> _WORK TO COMPLETE_: Transcribe the full listing exactly, and drop every picture.

> _THE RECORDS_:
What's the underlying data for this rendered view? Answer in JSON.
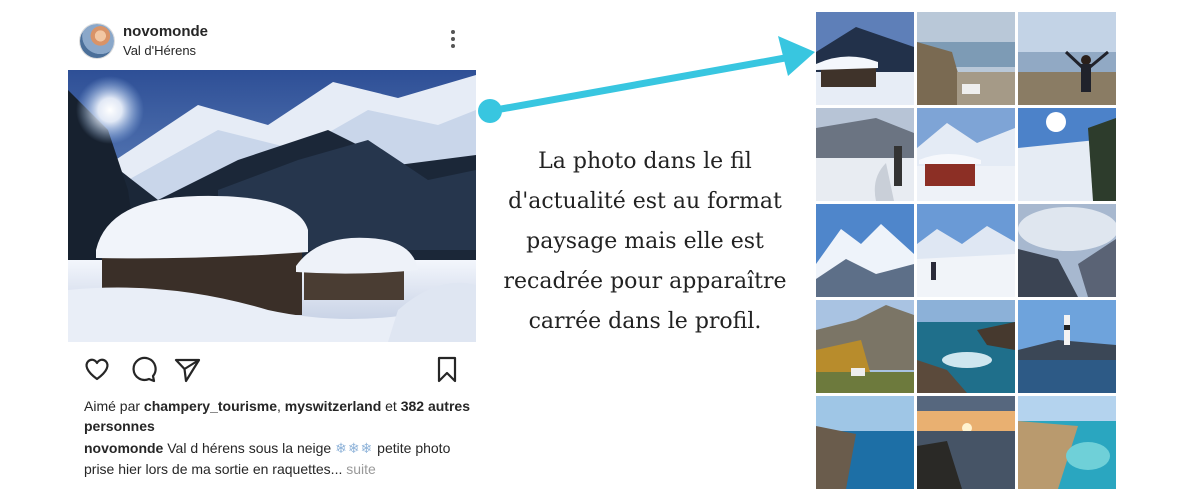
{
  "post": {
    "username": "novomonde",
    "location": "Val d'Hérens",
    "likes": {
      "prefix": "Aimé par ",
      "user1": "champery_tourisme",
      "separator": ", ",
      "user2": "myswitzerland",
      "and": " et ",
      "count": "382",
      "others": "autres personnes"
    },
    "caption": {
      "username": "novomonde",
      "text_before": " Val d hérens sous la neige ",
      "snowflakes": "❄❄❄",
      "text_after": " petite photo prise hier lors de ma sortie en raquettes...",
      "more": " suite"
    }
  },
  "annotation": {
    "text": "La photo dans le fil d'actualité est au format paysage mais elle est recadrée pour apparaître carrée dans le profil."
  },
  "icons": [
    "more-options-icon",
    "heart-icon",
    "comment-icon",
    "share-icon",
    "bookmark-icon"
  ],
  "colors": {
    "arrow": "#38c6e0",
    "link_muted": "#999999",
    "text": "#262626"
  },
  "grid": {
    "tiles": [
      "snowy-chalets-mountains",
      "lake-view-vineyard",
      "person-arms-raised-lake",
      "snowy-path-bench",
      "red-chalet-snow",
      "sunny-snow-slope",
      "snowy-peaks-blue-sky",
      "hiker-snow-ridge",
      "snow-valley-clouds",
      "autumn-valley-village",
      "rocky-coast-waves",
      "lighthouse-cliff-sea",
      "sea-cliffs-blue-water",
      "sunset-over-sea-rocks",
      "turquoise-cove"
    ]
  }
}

> _RESULT OF THIS TASK_:
What's the underlying data for this rendered view? Answer in JSON.
{
  "post": {
    "username": "novomonde",
    "location": "Val d'Hérens",
    "likes": {
      "prefix": "Aimé par ",
      "user1": "champery_tourisme",
      "separator": ", ",
      "user2": "myswitzerland",
      "and": " et ",
      "count": "382",
      "others": "autres personnes"
    },
    "caption": {
      "username": "novomonde",
      "text_before": " Val d hérens sous la neige ",
      "snowflakes": "❄❄❄",
      "text_after": " petite photo prise hier lors de ma sortie en raquettes...",
      "more": " suite"
    }
  },
  "annotation": {
    "text": "La photo dans le fil d'actualité est au format paysage mais elle est recadrée pour apparaître carrée dans le profil."
  },
  "icons": [
    "more-options-icon",
    "heart-icon",
    "comment-icon",
    "share-icon",
    "bookmark-icon"
  ],
  "colors": {
    "arrow": "#38c6e0",
    "link_muted": "#999999",
    "text": "#262626"
  },
  "grid": {
    "tiles": [
      "snowy-chalets-mountains",
      "lake-view-vineyard",
      "person-arms-raised-lake",
      "snowy-path-bench",
      "red-chalet-snow",
      "sunny-snow-slope",
      "snowy-peaks-blue-sky",
      "hiker-snow-ridge",
      "snow-valley-clouds",
      "autumn-valley-village",
      "rocky-coast-waves",
      "lighthouse-cliff-sea",
      "sea-cliffs-blue-water",
      "sunset-over-sea-rocks",
      "turquoise-cove"
    ]
  }
}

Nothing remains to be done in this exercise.